Task statement -> Below are some records; give them all again exactly, but not the pictures.

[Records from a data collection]
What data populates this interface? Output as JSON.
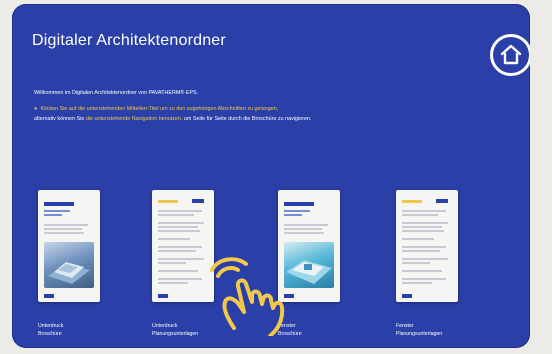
{
  "header": {
    "title": "Digitaler Architektenordner",
    "home_icon": "home-icon"
  },
  "intro": {
    "welcome": "Willkommen im Digitalen Architektenordner von PAVATHERM® EPS.",
    "note_part1": "Klicken Sie auf die untenstehenden Mitteilen-Titel um zu den zugehörigen Abschnitten zu gelangen,",
    "note_part2": "alternativ können Sie",
    "note_highlight1": "die untenstehende",
    "note_highlight2": "Navigation benutzen,",
    "note_part3": "um Seite für Seite durch die Broschüre zu navigieren.",
    "note_part4": "zu navigieren."
  },
  "documents": [
    {
      "line1": "Unterdruck",
      "line2": "Broschüre",
      "kind": "brochure",
      "photo": "#5d86b8"
    },
    {
      "line1": "Unterdruck",
      "line2": "Planungsunterlagen",
      "kind": "planning"
    },
    {
      "line1": "Fenster",
      "line2": "Broschüre",
      "kind": "brochure",
      "photo": "#3fa7c9"
    },
    {
      "line1": "Fenster",
      "line2": "Planungsunterlagen",
      "kind": "planning"
    }
  ],
  "colors": {
    "background": "#2a3fa8",
    "accent": "#f2c84b",
    "text": "#ffffff"
  },
  "overlay": {
    "icon": "tap-hand-icon"
  }
}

Output ->
What data populates this interface? Output as JSON.
{
  "header": {
    "title": "Digitaler Architektenordner",
    "home_icon": "home-icon"
  },
  "intro": {
    "welcome": "Willkommen im Digitalen Architektenordner von PAVATHERM® EPS.",
    "note_part1": "Klicken Sie auf die untenstehenden Mitteilen-Titel um zu den zugehörigen Abschnitten zu gelangen,",
    "note_part2": "alternativ können Sie",
    "note_highlight1": "die untenstehende",
    "note_highlight2": "Navigation benutzen,",
    "note_part3": "um Seite für Seite durch die Broschüre zu navigieren.",
    "note_part4": "zu navigieren."
  },
  "documents": [
    {
      "line1": "Unterdruck",
      "line2": "Broschüre",
      "kind": "brochure",
      "photo": "#5d86b8"
    },
    {
      "line1": "Unterdruck",
      "line2": "Planungsunterlagen",
      "kind": "planning"
    },
    {
      "line1": "Fenster",
      "line2": "Broschüre",
      "kind": "brochure",
      "photo": "#3fa7c9"
    },
    {
      "line1": "Fenster",
      "line2": "Planungsunterlagen",
      "kind": "planning"
    }
  ],
  "colors": {
    "background": "#2a3fa8",
    "accent": "#f2c84b",
    "text": "#ffffff"
  },
  "overlay": {
    "icon": "tap-hand-icon"
  }
}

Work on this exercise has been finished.